Instruction
Only the number is needed: how many lines of the records include "Paste"?

Dataset extract
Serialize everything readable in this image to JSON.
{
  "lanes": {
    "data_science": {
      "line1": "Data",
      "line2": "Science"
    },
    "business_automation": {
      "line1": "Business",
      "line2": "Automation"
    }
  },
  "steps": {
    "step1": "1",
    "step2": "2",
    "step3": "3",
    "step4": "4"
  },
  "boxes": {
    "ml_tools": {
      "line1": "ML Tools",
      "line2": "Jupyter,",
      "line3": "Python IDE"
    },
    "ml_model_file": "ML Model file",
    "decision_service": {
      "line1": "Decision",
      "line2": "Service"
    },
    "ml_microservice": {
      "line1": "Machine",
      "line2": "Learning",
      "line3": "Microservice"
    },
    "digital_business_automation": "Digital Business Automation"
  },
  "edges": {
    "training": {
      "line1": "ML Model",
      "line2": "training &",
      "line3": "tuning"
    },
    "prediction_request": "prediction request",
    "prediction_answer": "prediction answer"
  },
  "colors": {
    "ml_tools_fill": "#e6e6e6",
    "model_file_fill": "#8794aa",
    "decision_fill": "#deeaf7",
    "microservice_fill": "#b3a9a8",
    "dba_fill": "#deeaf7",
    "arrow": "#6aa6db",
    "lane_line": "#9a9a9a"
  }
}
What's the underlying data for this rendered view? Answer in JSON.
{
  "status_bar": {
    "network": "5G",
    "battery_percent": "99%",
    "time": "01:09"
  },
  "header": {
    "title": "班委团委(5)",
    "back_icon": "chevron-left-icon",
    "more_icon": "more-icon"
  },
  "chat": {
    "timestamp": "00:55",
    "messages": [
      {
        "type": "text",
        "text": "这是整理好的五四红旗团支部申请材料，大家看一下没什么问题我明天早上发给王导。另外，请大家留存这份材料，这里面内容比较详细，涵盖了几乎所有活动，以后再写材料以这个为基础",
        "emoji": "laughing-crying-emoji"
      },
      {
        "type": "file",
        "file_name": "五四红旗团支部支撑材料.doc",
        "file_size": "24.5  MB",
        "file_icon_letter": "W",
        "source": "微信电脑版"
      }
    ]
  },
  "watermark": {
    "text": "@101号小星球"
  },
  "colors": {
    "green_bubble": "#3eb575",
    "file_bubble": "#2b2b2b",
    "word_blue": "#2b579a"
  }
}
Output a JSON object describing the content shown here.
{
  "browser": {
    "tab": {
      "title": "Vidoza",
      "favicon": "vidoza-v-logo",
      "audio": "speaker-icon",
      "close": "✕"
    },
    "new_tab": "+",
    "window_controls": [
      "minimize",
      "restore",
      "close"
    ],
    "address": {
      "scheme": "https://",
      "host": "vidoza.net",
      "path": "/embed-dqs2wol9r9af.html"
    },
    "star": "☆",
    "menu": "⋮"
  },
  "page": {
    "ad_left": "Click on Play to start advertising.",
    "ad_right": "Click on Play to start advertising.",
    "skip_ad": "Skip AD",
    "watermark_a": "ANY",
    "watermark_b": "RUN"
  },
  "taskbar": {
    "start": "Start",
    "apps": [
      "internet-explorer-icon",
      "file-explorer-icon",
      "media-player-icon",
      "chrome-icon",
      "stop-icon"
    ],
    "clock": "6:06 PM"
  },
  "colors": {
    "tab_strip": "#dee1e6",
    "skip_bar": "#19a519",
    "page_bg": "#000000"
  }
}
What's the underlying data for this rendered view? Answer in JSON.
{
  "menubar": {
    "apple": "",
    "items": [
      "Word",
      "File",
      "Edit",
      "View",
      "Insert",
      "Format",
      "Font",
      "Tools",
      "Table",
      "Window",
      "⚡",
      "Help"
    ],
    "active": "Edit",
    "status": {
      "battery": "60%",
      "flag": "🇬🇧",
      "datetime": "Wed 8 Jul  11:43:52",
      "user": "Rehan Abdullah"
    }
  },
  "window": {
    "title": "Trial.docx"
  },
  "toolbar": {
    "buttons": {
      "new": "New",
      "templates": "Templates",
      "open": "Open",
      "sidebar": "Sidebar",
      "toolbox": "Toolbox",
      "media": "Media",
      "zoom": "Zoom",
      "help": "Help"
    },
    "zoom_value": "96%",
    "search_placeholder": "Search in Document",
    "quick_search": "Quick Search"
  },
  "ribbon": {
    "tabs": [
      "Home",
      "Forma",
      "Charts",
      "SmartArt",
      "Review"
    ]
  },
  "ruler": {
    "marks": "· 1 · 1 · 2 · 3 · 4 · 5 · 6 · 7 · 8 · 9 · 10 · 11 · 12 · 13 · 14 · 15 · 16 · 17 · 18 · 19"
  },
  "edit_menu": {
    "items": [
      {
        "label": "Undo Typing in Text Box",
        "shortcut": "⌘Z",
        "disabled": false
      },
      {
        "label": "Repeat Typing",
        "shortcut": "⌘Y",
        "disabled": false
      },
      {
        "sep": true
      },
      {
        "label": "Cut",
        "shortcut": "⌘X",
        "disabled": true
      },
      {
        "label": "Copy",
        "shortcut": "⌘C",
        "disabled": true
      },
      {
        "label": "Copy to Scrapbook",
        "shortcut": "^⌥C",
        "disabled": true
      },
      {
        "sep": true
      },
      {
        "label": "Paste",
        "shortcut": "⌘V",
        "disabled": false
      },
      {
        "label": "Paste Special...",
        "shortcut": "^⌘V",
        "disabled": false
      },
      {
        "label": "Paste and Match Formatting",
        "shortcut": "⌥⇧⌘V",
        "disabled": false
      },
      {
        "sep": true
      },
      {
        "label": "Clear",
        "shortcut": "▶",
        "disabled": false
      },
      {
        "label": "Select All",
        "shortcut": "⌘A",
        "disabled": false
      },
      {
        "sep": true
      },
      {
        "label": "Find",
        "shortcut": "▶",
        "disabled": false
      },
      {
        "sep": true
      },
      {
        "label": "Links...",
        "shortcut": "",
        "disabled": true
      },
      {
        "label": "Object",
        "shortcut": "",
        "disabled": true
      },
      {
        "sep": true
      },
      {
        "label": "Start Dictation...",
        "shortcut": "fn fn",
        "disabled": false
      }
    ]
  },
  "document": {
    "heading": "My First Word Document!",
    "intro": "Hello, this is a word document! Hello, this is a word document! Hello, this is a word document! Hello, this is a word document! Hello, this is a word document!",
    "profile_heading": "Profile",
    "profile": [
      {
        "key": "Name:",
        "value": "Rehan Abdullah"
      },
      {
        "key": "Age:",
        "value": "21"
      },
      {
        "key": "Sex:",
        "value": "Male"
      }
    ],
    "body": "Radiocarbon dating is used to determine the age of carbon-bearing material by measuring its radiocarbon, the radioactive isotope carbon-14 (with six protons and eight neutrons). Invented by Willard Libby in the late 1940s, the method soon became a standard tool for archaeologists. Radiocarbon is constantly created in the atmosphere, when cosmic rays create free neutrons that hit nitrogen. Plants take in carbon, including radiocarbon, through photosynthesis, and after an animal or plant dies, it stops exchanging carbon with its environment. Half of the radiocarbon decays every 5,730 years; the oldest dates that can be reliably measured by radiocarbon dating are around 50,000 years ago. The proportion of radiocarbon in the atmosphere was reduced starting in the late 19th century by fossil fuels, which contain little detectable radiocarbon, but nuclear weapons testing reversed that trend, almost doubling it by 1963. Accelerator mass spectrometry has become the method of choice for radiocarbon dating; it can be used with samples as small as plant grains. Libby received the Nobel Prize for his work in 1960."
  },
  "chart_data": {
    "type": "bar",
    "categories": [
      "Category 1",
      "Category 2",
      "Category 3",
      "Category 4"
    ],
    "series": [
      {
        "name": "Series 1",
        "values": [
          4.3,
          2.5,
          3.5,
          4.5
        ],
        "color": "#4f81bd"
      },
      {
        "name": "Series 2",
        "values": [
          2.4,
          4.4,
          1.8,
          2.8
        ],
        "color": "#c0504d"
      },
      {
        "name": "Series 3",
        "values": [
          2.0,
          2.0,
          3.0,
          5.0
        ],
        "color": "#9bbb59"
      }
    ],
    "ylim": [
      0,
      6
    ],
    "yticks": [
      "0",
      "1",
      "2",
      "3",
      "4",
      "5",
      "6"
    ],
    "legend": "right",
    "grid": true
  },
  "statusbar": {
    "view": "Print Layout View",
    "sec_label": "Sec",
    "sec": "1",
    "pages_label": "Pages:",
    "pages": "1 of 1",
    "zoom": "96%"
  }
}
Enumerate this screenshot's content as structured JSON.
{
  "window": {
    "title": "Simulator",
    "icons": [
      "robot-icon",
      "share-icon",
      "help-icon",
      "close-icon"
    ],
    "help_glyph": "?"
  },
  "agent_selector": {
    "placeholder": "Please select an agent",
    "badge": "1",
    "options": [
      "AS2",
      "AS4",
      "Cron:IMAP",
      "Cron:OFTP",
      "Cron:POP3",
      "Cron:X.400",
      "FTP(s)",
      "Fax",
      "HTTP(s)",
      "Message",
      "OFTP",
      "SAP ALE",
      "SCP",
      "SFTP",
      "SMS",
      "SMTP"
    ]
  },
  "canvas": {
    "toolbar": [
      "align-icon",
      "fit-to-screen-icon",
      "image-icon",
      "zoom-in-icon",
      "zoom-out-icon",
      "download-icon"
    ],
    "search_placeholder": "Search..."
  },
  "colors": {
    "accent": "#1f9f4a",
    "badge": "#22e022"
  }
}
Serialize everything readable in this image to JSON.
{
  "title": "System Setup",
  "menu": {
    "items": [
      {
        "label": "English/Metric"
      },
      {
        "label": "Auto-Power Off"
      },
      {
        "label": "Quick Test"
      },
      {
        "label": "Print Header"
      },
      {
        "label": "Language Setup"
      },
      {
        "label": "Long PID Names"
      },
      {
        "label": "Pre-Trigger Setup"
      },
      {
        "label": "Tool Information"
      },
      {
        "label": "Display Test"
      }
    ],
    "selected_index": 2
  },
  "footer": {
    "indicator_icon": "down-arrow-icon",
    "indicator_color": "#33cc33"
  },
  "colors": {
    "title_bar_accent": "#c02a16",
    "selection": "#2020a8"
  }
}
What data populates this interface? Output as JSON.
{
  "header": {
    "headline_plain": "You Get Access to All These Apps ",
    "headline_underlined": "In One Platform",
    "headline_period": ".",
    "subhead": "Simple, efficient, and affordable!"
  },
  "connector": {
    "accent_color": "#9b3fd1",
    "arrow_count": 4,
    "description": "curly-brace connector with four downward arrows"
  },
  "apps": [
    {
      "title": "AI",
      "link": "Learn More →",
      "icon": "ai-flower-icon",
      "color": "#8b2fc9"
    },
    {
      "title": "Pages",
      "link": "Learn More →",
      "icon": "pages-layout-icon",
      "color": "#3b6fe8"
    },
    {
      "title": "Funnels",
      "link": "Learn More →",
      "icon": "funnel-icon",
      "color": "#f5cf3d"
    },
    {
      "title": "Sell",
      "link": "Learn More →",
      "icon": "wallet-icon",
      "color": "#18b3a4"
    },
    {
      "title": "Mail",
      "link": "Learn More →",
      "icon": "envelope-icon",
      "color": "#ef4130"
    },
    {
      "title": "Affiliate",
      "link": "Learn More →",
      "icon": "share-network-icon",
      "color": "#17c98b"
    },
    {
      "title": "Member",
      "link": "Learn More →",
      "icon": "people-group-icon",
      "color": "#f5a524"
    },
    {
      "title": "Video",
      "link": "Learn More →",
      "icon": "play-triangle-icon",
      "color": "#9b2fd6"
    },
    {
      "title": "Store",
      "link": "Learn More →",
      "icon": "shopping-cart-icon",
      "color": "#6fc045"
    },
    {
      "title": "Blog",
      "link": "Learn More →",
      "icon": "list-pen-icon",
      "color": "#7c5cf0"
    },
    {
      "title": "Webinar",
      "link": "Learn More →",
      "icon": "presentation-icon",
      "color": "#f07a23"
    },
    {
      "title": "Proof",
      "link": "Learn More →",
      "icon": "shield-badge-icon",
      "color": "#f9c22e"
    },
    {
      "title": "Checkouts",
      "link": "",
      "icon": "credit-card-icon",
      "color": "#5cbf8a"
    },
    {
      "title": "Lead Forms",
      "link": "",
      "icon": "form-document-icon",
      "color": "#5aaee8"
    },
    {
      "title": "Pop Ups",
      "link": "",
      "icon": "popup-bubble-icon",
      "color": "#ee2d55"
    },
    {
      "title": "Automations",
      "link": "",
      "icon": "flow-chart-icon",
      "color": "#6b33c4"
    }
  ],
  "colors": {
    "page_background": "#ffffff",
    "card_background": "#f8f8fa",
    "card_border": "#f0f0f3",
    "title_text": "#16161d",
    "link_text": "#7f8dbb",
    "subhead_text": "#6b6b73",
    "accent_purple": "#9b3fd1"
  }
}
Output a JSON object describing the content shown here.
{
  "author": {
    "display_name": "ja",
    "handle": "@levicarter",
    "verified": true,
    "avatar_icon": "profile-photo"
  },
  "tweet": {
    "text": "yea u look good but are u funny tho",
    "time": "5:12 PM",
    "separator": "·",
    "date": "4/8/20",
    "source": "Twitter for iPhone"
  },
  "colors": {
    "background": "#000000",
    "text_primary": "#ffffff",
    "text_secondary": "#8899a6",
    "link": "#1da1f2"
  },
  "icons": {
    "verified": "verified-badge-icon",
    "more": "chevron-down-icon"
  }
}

Task result
3